Put each line of the records below into a Markdown table with two columns, Number and Line, skipping any blank lines. Don't include the pictures.

============

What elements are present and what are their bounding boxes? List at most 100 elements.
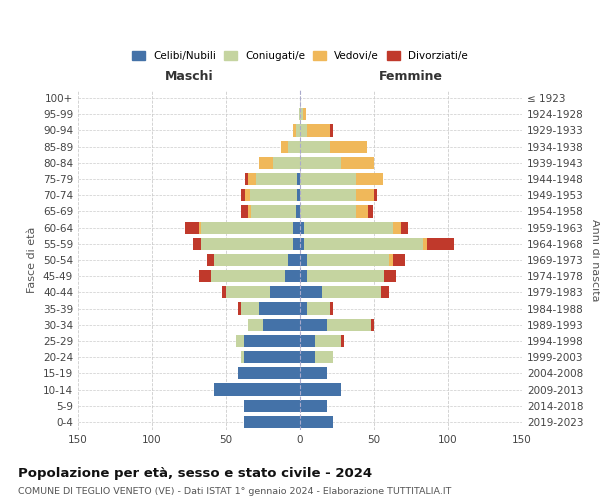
Text: Femmine: Femmine [379,70,443,83]
Bar [248,318,263,331]
Bar [238,368,300,380]
Text: COMUNE DI TEGLIO VENETO (VE) - Dati ISTAT 1° gennaio 2024 - Elaborazione TUTTITA: COMUNE DI TEGLIO VENETO (VE) - Dati ISTA… [18,488,451,496]
Bar [368,206,373,218]
Bar [300,254,307,266]
Bar [300,206,356,218]
Bar [285,270,300,282]
Bar [248,206,251,218]
Bar [263,318,300,331]
Bar [300,124,307,136]
Bar [300,302,307,314]
Bar [221,286,226,298]
Bar [307,254,389,266]
Bar [241,302,259,314]
Bar [238,302,241,314]
Bar [241,206,248,218]
Bar [304,222,393,234]
Bar [423,238,427,250]
Bar [241,351,244,363]
Bar [250,189,297,202]
Bar [245,173,248,185]
Text: Maschi: Maschi [164,70,214,83]
Bar [281,140,288,152]
Bar [245,189,250,202]
Bar [300,351,315,363]
Bar [193,238,201,250]
Bar [271,286,300,298]
Bar [326,318,371,331]
Bar [356,173,383,185]
Legend: Celibi/Nubili, Coniugati/e, Vedovi/e, Divorziati/e: Celibi/Nubili, Coniugati/e, Vedovi/e, Di… [129,48,471,64]
Bar [288,254,300,266]
Bar [307,124,329,136]
Bar [341,335,344,347]
Bar [244,351,300,363]
Bar [341,157,374,169]
Bar [300,384,341,396]
Bar [296,206,300,218]
Bar [293,222,300,234]
Bar [393,222,401,234]
Bar [329,124,332,136]
Bar [329,140,367,152]
Bar [244,416,300,428]
Bar [427,238,454,250]
Bar [371,318,374,331]
Bar [300,335,315,347]
Y-axis label: Fasce di età: Fasce di età [28,227,37,293]
Bar [300,286,322,298]
Bar [226,286,271,298]
Bar [293,238,300,250]
Bar [315,351,332,363]
Bar [293,124,296,136]
Bar [296,124,300,136]
Bar [256,173,297,185]
Bar [307,270,385,282]
Bar [199,222,201,234]
Bar [299,108,300,120]
Bar [211,270,285,282]
Bar [356,206,368,218]
Bar [274,157,300,169]
Bar [259,157,274,169]
Bar [300,157,341,169]
Bar [244,335,300,347]
Bar [300,173,356,185]
Bar [304,238,423,250]
Bar [393,254,405,266]
Bar [300,189,356,202]
Bar [300,222,304,234]
Bar [300,108,303,120]
Bar [236,335,244,347]
Bar [300,140,329,152]
Bar [297,173,300,185]
Bar [303,108,306,120]
Bar [201,222,293,234]
Bar [300,400,326,412]
Bar [300,416,332,428]
Bar [259,302,300,314]
Bar [356,189,374,202]
Bar [248,173,256,185]
Bar [207,254,214,266]
Bar [329,302,332,314]
Bar [315,335,341,347]
Bar [288,140,300,152]
Bar [185,222,199,234]
Bar [307,302,329,314]
Bar [374,189,377,202]
Bar [241,189,245,202]
Bar [389,254,393,266]
Bar [251,206,296,218]
Bar [297,189,300,202]
Bar [214,384,300,396]
Text: Popolazione per età, sesso e stato civile - 2024: Popolazione per età, sesso e stato civil… [18,468,372,480]
Bar [199,270,211,282]
Bar [300,368,326,380]
Bar [385,270,396,282]
Bar [300,270,307,282]
Bar [300,238,304,250]
Bar [382,286,389,298]
Bar [244,400,300,412]
Bar [201,238,293,250]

============

__RESULT OF THIS EXERCISE__:
| Number | Line |
|---|---|
| 1 | What elements are present and what are their bounding boxes? List at most 100 elements. |
| 2 | Text: Femmine: Femmine [379,70,443,83] |
| 3 | Bar [248,318,263,331] |
| 4 | Bar [238,368,300,380] |
| 5 | Text: COMUNE DI TEGLIO VENETO (VE) - Dati ISTAT 1° gennaio 2024 - Elaborazione TUTTITA: COMUNE DI TEGLIO VENETO (VE) - Dati ISTA… [18,488,451,496] |
| 6 | Bar [368,206,373,218] |
| 7 | Bar [300,254,307,266] |
| 8 | Bar [300,206,356,218] |
| 9 | Bar [285,270,300,282] |
| 10 | Bar [248,206,251,218] |
| 11 | Bar [263,318,300,331] |
| 12 | Bar [300,124,307,136] |
| 13 | Bar [300,302,307,314] |
| 14 | Bar [221,286,226,298] |
| 15 | Bar [307,254,389,266] |
| 16 | Bar [241,302,259,314] |
| 17 | Bar [238,302,241,314] |
| 18 | Bar [241,206,248,218] |
| 19 | Bar [304,222,393,234] |
| 20 | Bar [423,238,427,250] |
| 21 | Bar [241,351,244,363] |
| 22 | Bar [250,189,297,202] |
| 23 | Bar [245,173,248,185] |
| 24 | Text: Maschi: Maschi [164,70,214,83] |
| 25 | Bar [281,140,288,152] |
| 26 | Bar [245,189,250,202] |
| 27 | Bar [300,351,315,363] |
| 28 | Bar [193,238,201,250] |
| 29 | Bar [271,286,300,298] |
| 30 | Bar [326,318,371,331] |
| 31 | Bar [356,173,383,185] |
| 32 | Legend: Celibi/Nubili, Coniugati/e, Vedovi/e, Divorziati/e: Celibi/Nubili, Coniugati/e, Vedovi/e, Di… [129,48,471,64] |
| 33 | Bar [288,254,300,266] |
| 34 | Bar [307,124,329,136] |
| 35 | Bar [341,335,344,347] |
| 36 | Bar [244,351,300,363] |
| 37 | Bar [341,157,374,169] |
| 38 | Bar [300,384,341,396] |
| 39 | Bar [296,206,300,218] |
| 40 | Bar [293,222,300,234] |
| 41 | Bar [393,222,401,234] |
| 42 | Bar [329,124,332,136] |
| 43 | Bar [329,140,367,152] |
| 44 | Bar [244,416,300,428] |
| 45 | Bar [427,238,454,250] |
| 46 | Bar [371,318,374,331] |
| 47 | Bar [300,335,315,347] |
| 48 | Y-axis label: Fasce di età: Fasce di età [28,227,37,293] |
| 49 | Bar [300,286,322,298] |
| 50 | Bar [226,286,271,298] |
| 51 | Bar [293,238,300,250] |
| 52 | Bar [315,351,332,363] |
| 53 | Bar [293,124,296,136] |
| 54 | Bar [296,124,300,136] |
| 55 | Bar [256,173,297,185] |
| 56 | Bar [307,270,385,282] |
| 57 | Bar [199,222,201,234] |
| 58 | Bar [299,108,300,120] |
| 59 | Bar [211,270,285,282] |
| 60 | Bar [356,206,368,218] |
| 61 | Bar [274,157,300,169] |
| 62 | Bar [259,157,274,169] |
| 63 | Bar [300,157,341,169] |
| 64 | Bar [244,335,300,347] |
| 65 | Bar [300,173,356,185] |
| 66 | Bar [304,238,423,250] |
| 67 | Bar [393,254,405,266] |
| 68 | Bar [300,189,356,202] |
| 69 | Bar [300,222,304,234] |
| 70 | Bar [300,108,303,120] |
| 71 | Bar [236,335,244,347] |
| 72 | Bar [300,140,329,152] |
| 73 | Bar [297,173,300,185] |
| 74 | Bar [303,108,306,120] |
| 75 | Bar [201,222,293,234] |
| 76 | Bar [300,400,326,412] |
| 77 | Bar [300,416,332,428] |
| 78 | Bar [259,302,300,314] |
| 79 | Bar [356,189,374,202] |
| 80 | Bar [248,173,256,185] |
| 81 | Bar [207,254,214,266] |
| 82 | Bar [329,302,332,314] |
| 83 | Bar [315,335,341,347] |
| 84 | Bar [288,140,300,152] |
| 85 | Bar [185,222,199,234] |
| 86 | Bar [307,302,329,314] |
| 87 | Bar [374,189,377,202] |
| 88 | Bar [241,189,245,202] |
| 89 | Bar [389,254,393,266] |
| 90 | Bar [251,206,296,218] |
| 91 | Bar [297,189,300,202] |
| 92 | Bar [214,384,300,396] |
| 93 | Text: Popolazione per età, sesso e stato civile - 2024: Popolazione per età, sesso e stato civil… [18,468,372,480] |
| 94 | Bar [199,270,211,282] |
| 95 | Bar [300,368,326,380] |
| 96 | Bar [385,270,396,282] |
| 97 | Bar [300,270,307,282] |
| 98 | Bar [300,238,304,250] |
| 99 | Bar [382,286,389,298] |
| 100 | Bar [244,400,300,412] |
| 101 | Bar [201,238,293,250] |